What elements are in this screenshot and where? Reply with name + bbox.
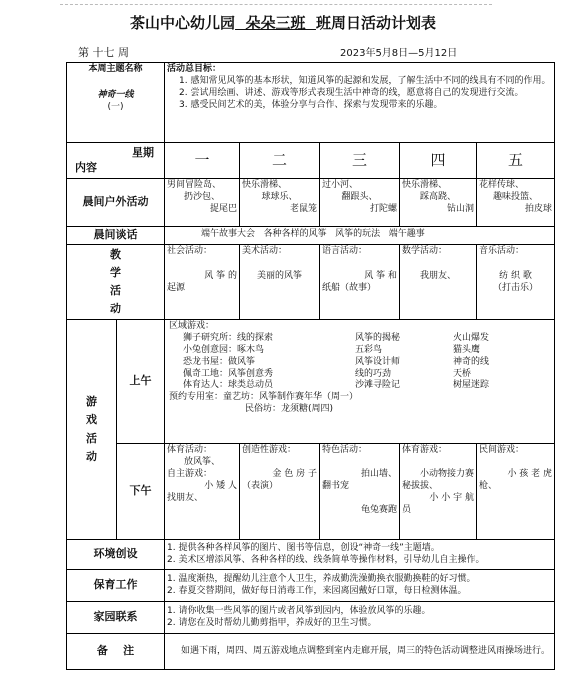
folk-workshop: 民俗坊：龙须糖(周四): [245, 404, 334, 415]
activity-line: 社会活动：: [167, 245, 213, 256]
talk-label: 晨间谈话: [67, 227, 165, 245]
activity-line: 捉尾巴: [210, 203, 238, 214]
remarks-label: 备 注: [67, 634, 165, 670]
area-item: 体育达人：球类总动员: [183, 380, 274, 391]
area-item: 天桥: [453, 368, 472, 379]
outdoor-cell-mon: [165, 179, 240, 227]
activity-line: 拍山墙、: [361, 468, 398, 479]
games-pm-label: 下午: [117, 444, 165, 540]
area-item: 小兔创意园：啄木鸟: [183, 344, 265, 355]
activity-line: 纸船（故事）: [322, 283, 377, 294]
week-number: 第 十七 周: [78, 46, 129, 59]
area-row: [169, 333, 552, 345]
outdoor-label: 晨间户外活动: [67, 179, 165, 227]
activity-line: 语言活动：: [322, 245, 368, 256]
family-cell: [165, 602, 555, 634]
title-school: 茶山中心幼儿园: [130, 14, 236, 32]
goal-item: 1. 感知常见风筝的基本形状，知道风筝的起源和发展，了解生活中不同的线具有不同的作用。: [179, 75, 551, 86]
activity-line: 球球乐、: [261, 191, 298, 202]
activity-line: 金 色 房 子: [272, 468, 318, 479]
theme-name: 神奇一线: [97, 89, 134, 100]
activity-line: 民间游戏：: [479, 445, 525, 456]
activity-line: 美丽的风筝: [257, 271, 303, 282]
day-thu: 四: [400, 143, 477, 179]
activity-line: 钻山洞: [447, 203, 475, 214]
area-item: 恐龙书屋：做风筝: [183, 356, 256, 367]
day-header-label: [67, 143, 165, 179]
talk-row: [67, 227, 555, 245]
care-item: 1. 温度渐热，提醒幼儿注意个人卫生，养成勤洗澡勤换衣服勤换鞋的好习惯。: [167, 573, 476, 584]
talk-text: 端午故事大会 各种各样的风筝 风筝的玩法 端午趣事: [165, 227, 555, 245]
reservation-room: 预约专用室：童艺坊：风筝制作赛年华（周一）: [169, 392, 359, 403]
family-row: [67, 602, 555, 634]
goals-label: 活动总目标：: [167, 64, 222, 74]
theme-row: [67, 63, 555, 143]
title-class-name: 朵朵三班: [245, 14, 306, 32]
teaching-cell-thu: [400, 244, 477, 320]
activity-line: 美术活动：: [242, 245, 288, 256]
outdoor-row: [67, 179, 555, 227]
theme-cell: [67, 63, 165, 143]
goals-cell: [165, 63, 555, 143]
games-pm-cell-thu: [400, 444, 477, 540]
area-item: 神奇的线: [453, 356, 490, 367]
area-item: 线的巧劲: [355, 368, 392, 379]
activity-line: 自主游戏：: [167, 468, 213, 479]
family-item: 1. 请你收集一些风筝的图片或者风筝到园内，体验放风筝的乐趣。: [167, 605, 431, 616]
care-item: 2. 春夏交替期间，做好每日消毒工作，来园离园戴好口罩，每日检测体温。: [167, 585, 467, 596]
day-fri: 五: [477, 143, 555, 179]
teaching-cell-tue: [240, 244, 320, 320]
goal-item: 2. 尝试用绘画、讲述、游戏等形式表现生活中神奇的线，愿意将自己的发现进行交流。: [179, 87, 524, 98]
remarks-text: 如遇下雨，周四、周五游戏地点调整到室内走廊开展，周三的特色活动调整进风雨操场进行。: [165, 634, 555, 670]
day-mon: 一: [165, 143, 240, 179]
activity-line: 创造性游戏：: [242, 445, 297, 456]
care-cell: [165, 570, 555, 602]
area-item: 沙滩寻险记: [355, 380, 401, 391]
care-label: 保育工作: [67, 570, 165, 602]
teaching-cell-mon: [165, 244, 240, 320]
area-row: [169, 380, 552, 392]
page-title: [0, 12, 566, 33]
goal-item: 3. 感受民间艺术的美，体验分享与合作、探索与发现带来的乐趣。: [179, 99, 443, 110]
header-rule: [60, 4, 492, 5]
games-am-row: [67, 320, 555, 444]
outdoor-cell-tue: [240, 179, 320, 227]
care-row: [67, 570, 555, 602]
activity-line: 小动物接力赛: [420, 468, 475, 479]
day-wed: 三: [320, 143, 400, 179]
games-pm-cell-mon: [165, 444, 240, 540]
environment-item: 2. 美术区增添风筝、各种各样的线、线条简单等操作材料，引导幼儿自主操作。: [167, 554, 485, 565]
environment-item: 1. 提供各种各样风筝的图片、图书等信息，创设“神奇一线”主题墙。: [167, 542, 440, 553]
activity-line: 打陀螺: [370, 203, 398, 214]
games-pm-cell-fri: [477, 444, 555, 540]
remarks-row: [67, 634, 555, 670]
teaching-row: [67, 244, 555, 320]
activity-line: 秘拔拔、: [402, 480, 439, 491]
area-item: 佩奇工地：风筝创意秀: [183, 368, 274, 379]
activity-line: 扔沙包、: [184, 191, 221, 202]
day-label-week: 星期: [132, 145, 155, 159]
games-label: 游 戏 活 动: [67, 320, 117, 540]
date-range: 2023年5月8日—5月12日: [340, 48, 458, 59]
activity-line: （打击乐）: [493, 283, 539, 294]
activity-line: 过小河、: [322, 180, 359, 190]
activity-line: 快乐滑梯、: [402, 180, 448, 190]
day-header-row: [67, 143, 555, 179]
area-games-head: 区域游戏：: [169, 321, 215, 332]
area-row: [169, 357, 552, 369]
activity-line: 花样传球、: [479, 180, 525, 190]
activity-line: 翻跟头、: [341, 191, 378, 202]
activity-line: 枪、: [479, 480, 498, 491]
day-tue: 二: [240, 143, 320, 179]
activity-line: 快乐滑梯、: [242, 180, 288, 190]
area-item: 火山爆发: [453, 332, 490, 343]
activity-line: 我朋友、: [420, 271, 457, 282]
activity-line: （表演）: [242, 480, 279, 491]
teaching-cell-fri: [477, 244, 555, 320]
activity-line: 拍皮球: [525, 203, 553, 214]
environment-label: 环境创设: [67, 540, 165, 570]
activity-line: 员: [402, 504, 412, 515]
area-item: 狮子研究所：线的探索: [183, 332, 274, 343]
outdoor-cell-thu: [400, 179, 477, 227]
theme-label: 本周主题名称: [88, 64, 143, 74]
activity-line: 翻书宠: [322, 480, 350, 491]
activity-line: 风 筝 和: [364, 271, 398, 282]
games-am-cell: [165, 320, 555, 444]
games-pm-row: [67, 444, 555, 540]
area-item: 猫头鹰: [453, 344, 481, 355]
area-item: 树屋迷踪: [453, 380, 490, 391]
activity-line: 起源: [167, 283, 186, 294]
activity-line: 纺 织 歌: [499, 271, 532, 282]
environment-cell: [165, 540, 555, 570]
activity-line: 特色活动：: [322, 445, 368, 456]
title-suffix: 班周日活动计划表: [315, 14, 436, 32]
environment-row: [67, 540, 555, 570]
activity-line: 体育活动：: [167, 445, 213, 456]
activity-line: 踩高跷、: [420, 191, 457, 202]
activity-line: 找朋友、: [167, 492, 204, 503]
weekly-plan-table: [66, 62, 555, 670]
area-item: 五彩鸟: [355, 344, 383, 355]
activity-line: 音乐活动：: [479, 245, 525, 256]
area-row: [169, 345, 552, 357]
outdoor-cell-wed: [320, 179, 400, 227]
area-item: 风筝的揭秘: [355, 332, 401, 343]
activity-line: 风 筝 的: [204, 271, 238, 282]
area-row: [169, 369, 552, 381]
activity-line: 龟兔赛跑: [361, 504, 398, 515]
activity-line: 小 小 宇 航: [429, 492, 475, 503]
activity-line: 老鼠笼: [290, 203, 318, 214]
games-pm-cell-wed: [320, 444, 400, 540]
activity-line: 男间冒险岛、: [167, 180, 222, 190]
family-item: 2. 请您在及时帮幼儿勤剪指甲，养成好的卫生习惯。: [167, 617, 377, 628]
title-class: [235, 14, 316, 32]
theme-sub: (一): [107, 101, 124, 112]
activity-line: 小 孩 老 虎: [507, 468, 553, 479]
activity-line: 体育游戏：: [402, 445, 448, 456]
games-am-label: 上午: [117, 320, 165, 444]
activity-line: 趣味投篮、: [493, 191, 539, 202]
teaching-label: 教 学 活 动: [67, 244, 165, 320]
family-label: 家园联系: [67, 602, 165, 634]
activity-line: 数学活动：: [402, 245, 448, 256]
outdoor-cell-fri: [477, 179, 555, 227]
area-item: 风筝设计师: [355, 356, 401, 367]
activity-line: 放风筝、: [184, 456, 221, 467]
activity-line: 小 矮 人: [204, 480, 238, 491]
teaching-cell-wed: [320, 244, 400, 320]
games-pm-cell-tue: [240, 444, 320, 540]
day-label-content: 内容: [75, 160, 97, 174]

---

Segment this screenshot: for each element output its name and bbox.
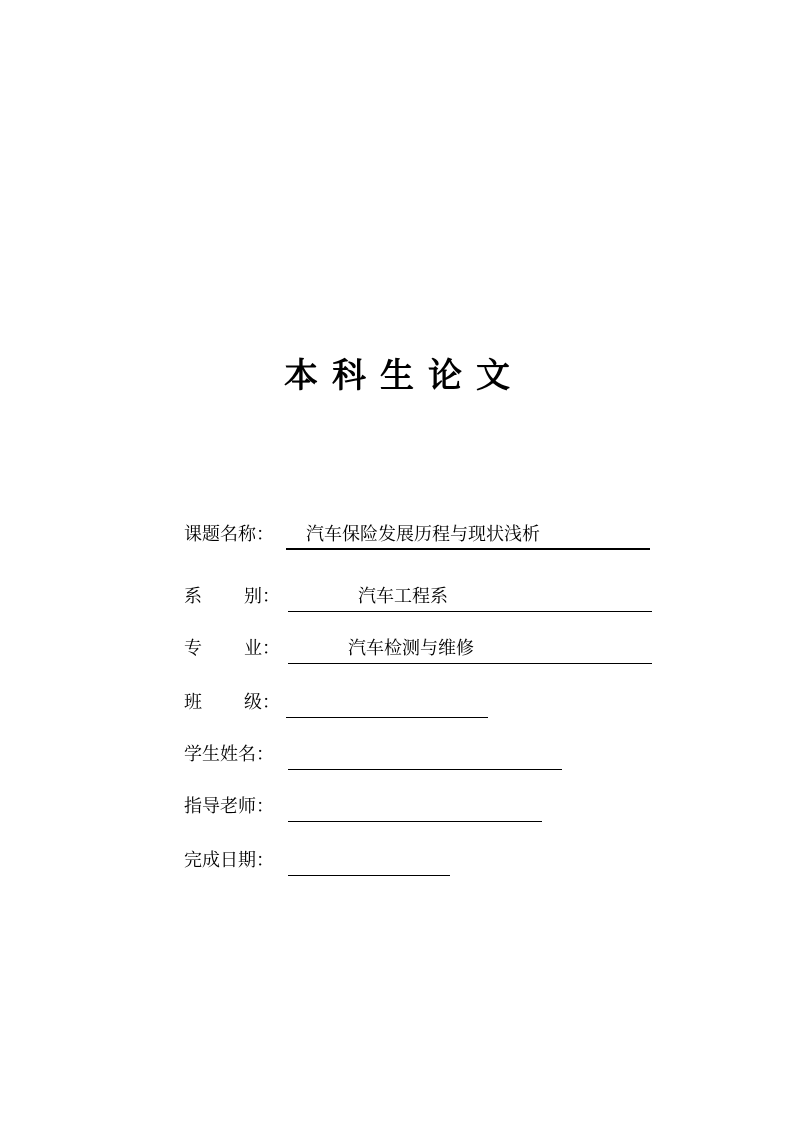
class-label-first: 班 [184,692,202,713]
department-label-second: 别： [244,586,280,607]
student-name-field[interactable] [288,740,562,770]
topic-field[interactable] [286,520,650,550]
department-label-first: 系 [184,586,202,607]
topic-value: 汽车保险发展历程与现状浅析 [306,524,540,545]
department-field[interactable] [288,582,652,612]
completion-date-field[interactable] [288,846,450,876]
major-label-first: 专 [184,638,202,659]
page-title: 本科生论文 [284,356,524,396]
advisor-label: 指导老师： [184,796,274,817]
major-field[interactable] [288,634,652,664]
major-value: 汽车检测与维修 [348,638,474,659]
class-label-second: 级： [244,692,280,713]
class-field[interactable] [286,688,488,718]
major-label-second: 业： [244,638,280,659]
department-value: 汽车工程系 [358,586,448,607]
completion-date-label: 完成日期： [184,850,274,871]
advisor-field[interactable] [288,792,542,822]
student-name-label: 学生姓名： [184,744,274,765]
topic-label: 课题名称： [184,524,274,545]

» **THE REQUEST**:
Give again, unchanged, the listing from the line with "class-label-first: 班 [184,692,202,713]" to the line with "advisor-field[interactable] [288,792,542,822]".

» **ANSWER TO THIS PROBLEM**:
class-label-first: 班 [184,692,202,713]
department-label-second: 别： [244,586,280,607]
student-name-field[interactable] [288,740,562,770]
topic-field[interactable] [286,520,650,550]
department-label-first: 系 [184,586,202,607]
topic-value: 汽车保险发展历程与现状浅析 [306,524,540,545]
department-field[interactable] [288,582,652,612]
completion-date-field[interactable] [288,846,450,876]
major-label-first: 专 [184,638,202,659]
page-title: 本科生论文 [284,356,524,396]
advisor-label: 指导老师： [184,796,274,817]
major-field[interactable] [288,634,652,664]
major-value: 汽车检测与维修 [348,638,474,659]
class-label-second: 级： [244,692,280,713]
class-field[interactable] [286,688,488,718]
major-label-second: 业： [244,638,280,659]
department-value: 汽车工程系 [358,586,448,607]
completion-date-label: 完成日期： [184,850,274,871]
advisor-field[interactable] [288,792,542,822]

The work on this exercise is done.